**What the task asks:** Check each line of the listing, and copy it if it contains the word "name".

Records
..............................

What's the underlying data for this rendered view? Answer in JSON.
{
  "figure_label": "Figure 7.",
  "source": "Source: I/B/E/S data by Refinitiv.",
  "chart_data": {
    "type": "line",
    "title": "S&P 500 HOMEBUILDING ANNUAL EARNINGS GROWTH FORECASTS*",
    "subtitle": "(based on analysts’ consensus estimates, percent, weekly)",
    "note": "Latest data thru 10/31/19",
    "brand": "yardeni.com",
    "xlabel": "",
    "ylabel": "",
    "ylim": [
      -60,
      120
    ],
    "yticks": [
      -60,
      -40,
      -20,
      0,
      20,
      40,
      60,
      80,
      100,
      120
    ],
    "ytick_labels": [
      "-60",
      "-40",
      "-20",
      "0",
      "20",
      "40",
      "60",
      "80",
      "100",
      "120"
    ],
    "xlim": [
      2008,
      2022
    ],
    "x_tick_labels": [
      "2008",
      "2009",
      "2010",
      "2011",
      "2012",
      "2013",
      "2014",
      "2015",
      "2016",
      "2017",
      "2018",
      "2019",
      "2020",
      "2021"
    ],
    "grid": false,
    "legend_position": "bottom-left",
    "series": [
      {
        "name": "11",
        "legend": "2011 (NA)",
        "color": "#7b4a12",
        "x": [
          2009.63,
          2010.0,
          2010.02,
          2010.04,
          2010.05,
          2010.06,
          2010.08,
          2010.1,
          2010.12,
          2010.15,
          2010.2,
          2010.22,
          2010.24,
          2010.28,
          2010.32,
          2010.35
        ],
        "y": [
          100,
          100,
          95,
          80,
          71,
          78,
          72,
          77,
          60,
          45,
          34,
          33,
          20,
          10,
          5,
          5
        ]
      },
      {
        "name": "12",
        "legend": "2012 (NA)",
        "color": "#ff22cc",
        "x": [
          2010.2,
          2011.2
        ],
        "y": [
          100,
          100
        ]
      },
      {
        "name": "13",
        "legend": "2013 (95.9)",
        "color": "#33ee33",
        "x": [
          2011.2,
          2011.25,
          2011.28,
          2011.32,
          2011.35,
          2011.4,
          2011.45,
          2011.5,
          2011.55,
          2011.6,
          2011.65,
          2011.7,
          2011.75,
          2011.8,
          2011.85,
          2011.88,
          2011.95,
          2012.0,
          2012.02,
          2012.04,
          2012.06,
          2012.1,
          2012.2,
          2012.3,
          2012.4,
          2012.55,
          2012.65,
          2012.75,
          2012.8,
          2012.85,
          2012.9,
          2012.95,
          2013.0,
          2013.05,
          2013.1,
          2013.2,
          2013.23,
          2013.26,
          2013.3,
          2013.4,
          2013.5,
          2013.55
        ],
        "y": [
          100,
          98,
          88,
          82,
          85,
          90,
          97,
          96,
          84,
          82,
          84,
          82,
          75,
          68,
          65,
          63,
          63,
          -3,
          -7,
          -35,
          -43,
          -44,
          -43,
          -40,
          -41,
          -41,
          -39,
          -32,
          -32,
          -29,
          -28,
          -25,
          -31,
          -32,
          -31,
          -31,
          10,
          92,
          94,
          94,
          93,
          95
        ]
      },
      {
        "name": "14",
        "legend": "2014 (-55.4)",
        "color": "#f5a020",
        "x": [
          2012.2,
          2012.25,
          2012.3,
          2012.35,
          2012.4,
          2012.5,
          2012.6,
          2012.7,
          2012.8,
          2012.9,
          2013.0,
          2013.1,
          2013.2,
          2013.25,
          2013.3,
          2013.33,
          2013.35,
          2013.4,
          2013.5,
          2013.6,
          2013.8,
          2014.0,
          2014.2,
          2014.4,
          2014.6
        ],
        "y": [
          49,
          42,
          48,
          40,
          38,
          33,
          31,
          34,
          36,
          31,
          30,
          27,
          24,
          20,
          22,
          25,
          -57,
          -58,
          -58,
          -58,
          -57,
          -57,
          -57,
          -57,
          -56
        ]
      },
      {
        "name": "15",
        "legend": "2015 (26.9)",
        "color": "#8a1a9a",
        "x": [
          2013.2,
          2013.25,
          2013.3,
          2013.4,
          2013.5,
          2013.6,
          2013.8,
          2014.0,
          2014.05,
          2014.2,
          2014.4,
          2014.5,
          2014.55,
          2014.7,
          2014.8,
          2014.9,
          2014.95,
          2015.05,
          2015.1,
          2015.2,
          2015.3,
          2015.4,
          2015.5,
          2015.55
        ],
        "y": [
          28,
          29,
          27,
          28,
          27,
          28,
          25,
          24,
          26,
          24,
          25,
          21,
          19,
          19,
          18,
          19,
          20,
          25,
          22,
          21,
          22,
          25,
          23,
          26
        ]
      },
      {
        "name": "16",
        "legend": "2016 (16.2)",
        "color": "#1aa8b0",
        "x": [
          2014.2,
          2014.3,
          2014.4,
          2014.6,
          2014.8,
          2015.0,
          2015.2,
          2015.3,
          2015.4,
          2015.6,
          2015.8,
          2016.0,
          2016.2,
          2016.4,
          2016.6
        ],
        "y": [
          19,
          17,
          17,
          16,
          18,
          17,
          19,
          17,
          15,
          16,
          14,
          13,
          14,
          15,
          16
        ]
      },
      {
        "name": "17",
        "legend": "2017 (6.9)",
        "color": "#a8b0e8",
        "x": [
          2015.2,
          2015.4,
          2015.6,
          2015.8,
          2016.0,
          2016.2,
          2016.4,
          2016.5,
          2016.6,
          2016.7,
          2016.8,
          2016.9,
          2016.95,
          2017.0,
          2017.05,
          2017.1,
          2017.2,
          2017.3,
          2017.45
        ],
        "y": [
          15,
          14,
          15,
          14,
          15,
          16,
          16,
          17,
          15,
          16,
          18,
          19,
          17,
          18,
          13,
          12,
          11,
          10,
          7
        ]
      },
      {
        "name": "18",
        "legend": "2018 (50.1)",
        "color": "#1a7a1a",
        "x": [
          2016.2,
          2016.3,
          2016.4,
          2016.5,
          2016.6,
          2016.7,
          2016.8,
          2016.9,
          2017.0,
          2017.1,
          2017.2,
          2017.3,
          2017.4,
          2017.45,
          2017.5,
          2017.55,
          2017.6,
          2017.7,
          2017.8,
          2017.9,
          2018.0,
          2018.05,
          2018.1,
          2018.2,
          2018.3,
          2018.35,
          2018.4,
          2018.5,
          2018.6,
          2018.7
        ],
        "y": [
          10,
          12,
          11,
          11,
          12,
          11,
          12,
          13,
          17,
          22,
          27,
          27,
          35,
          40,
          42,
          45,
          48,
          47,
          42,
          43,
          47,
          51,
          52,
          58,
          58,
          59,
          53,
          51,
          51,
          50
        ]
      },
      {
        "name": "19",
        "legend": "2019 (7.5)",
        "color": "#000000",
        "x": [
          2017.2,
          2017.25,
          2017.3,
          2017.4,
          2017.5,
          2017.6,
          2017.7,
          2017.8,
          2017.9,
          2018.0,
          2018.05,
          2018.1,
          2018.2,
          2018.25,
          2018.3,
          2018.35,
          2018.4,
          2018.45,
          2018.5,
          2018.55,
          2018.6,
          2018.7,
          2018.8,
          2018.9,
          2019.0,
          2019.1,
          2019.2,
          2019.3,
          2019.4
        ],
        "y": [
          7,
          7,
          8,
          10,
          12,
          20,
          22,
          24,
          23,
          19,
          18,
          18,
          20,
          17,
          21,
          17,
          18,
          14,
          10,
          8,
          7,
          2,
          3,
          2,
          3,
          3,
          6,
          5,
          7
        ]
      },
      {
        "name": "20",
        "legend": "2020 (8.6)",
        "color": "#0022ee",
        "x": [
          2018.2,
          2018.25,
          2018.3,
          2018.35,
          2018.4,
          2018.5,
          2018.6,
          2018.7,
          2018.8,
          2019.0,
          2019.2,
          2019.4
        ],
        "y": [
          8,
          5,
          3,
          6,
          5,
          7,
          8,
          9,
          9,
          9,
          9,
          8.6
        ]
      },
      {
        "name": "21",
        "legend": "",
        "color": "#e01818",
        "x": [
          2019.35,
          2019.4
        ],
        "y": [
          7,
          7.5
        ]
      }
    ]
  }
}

..............................

**Complete answer:**
        "name": "11",
        "name": "12",
        "name": "13",
        "name": "14",
        "name": "15",
        "name": "16",
        "name": "17",
        "name": "18",
        "name": "19",
        "name": "20",
        "name": "21",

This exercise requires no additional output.